SHORT EXERCISE. Where the word "Pfeifer" occurs in a line, return that line.
--- START DATA FOR THE TASK ---
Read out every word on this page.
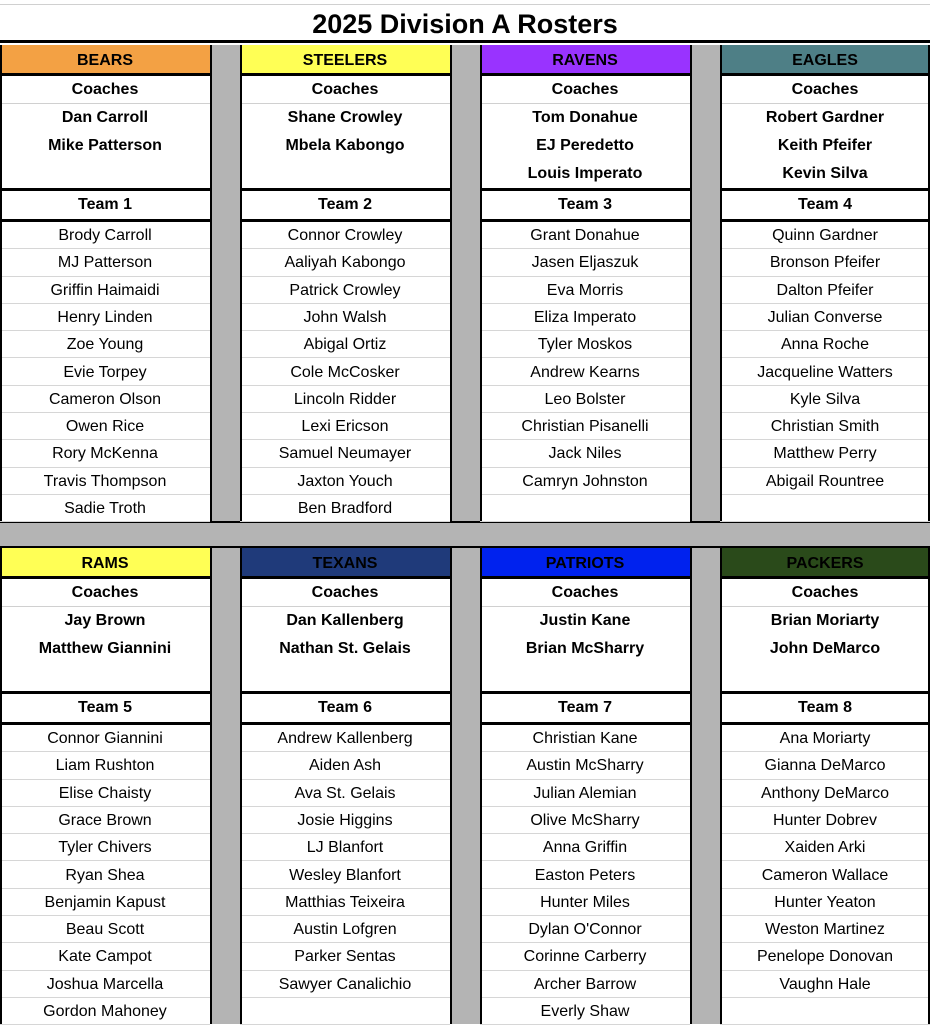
2025 Division A Rosters
BEARS
Coaches
Dan Carroll
Mike Patterson
Team 1
Brody Carroll
MJ Patterson
Griffin Haimaidi
Henry Linden
Zoe Young
Evie Torpey
Cameron Olson
Owen Rice
Rory McKenna
Travis Thompson
Sadie Troth
STEELERS
Coaches
Shane Crowley
Mbela Kabongo
Team 2
Connor Crowley
Aaliyah Kabongo
Patrick Crowley
John Walsh
Abigal Ortiz
Cole McCosker
Lincoln Ridder
Lexi Ericson
Samuel Neumayer
Jaxton Youch
Ben Bradford
RAVENS
Coaches
Tom Donahue
EJ Peredetto
Louis Imperato
Team 3
Grant Donahue
Jasen Eljaszuk
Eva Morris
Eliza Imperato
Tyler Moskos
Andrew Kearns
Leo Bolster
Christian Pisanelli
Jack Niles
Camryn Johnston
EAGLES
Coaches
Robert Gardner
Keith Pfeifer
Kevin Silva
Team 4
Quinn Gardner
Bronson Pfeifer
Dalton Pfeifer
Julian Converse
Anna Roche
Jacqueline Watters
Kyle Silva
Christian Smith
Matthew Perry
Abigail Rountree
RAMS
Coaches
Jay Brown
Matthew Giannini
Team 5
Connor Giannini
Liam Rushton
Elise Chaisty
Grace Brown
Tyler Chivers
Ryan Shea
Benjamin Kapust
Beau Scott
Kate Campot
Joshua Marcella
Gordon Mahoney
TEXANS
Coaches
Dan Kallenberg
Nathan St. Gelais
Team 6
Andrew Kallenberg
Aiden Ash
Ava St. Gelais
Josie Higgins
LJ Blanfort
Wesley Blanfort
Matthias Teixeira
Austin Lofgren
Parker Sentas
Sawyer Canalichio
PATRIOTS
Coaches
Justin Kane
Brian McSharry
Team 7
Christian Kane
Austin McSharry
Julian Alemian
Olive McSharry
Anna Griffin
Easton Peters
Hunter Miles
Dylan O'Connor
Corinne Carberry
Archer Barrow
Everly Shaw
PACKERS
Coaches
Brian Moriarty
John DeMarco
Team 8
Ana Moriarty
Gianna DeMarco
Anthony DeMarco
Hunter Dobrev
Xaiden Arki
Cameron Wallace
Hunter Yeaton
Weston Martinez
Penelope Donovan
Vaughn Hale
--- END DATA FOR THE TASK ---
TASK OUTPUT.
Keith Pfeifer
Bronson Pfeifer
Dalton Pfeifer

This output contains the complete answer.